▶ **WORK TO COMPLETE**
Find each line with "Uterine" and copy it.

Dataset listings of figures:
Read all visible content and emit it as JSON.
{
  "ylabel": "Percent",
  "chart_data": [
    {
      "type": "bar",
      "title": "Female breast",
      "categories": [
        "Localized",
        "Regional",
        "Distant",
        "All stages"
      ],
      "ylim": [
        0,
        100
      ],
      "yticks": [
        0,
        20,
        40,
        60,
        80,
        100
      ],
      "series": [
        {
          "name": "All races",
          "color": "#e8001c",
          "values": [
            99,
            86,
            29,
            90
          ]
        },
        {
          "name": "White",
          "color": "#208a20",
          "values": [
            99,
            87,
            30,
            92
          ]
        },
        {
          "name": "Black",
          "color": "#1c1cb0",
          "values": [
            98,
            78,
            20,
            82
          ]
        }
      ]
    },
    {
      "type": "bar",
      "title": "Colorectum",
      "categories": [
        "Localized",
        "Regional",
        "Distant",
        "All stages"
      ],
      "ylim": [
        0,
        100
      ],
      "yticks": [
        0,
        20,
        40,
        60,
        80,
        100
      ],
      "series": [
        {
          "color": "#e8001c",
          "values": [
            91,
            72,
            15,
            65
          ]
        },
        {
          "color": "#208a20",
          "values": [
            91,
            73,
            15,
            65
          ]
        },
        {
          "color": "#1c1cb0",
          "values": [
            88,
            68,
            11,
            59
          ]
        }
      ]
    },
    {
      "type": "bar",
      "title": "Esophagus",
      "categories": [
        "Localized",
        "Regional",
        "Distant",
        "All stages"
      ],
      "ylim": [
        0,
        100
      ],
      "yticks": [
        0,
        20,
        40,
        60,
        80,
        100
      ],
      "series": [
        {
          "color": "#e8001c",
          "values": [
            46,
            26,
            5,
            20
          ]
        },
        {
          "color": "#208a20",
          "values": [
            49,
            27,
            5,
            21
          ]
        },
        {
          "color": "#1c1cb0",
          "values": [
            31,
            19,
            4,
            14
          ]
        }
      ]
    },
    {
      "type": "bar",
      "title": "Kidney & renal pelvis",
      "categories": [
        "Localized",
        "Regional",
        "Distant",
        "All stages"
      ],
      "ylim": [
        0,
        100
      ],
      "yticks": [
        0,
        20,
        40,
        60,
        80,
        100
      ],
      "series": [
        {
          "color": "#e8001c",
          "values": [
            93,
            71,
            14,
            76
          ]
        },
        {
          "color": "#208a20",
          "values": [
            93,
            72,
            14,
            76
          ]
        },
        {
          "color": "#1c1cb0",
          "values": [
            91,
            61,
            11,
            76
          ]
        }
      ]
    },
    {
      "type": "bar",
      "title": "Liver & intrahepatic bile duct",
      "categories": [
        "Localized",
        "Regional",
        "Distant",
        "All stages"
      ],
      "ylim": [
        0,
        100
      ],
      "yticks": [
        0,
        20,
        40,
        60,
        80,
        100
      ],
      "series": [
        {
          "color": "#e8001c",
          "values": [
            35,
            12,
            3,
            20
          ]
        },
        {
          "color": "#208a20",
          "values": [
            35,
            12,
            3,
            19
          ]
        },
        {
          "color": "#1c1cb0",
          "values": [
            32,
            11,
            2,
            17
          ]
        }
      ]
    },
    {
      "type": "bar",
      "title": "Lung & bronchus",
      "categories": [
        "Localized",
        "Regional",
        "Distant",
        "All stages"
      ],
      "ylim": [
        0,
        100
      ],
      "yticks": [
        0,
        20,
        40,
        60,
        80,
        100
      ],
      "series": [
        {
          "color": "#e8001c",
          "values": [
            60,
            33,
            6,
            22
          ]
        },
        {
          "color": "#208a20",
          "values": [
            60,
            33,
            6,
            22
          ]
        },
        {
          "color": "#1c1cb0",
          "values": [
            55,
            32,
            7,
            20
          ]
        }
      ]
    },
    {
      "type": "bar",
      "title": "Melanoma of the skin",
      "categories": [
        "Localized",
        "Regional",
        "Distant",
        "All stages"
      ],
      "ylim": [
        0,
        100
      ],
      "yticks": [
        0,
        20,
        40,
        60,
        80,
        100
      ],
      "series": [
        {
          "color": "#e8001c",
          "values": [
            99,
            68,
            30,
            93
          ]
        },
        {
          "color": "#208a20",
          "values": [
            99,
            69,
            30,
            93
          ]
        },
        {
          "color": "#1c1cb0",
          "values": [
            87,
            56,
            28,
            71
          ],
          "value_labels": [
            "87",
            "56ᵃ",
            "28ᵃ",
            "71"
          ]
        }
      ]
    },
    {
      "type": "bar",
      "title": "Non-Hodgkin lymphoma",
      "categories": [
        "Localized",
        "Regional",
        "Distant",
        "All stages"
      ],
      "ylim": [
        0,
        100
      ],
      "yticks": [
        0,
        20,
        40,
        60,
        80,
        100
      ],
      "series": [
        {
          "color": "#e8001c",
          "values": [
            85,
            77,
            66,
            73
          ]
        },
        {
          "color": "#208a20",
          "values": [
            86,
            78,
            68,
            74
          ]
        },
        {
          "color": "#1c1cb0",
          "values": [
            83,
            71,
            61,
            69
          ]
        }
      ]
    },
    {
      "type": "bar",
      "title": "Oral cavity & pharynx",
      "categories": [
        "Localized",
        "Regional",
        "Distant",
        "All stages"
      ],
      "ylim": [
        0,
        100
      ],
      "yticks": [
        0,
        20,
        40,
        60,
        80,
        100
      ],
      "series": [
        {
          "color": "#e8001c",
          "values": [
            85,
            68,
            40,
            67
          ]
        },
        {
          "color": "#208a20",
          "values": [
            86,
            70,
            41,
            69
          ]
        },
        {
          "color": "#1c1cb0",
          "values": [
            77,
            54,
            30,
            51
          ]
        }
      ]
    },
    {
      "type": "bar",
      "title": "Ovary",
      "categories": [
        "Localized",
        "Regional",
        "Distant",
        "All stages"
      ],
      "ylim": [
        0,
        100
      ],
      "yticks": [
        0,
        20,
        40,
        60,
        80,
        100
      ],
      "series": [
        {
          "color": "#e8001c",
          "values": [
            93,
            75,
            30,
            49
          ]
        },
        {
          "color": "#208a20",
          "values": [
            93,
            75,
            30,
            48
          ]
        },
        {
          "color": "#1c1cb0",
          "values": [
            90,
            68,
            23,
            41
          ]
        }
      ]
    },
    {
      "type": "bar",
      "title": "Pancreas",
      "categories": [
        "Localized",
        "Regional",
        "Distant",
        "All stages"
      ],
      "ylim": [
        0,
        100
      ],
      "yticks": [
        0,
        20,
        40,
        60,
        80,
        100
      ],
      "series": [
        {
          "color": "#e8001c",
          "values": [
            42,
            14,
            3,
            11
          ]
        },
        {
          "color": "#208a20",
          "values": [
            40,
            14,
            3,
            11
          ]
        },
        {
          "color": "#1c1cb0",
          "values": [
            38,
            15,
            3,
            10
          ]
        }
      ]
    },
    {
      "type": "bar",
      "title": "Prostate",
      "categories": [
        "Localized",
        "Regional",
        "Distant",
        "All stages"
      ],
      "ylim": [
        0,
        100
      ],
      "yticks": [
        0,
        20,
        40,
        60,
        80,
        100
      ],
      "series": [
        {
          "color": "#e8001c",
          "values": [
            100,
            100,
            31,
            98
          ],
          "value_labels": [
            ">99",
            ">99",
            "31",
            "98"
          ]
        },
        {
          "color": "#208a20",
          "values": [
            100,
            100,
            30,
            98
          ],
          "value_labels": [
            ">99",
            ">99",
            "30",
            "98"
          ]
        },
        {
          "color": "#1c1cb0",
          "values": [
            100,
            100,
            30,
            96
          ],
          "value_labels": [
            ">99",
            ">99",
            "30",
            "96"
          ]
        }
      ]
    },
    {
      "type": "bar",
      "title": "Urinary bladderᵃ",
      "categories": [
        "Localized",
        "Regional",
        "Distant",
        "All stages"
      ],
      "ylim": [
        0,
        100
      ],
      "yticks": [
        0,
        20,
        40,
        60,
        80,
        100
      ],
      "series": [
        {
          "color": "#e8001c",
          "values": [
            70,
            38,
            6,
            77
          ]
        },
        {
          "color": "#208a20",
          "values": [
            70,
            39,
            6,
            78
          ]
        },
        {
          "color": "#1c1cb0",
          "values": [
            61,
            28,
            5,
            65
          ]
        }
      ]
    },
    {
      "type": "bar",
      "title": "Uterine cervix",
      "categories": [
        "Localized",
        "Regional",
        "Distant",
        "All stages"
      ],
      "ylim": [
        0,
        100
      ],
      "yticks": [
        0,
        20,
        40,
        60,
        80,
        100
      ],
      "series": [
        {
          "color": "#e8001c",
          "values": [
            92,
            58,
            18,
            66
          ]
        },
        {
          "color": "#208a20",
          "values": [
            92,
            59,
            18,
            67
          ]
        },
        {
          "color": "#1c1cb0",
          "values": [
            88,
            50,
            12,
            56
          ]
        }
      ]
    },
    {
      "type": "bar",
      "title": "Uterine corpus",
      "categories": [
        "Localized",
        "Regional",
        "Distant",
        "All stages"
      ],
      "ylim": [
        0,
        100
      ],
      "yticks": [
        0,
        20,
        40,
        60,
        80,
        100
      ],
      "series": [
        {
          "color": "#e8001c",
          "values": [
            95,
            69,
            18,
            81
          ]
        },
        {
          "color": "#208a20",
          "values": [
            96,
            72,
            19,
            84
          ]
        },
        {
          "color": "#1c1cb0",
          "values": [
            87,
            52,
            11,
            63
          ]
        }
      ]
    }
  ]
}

▶ **RESPONSE TO THIS TASK**
      "title": "Uterine cervix",
      "title": "Uterine corpus",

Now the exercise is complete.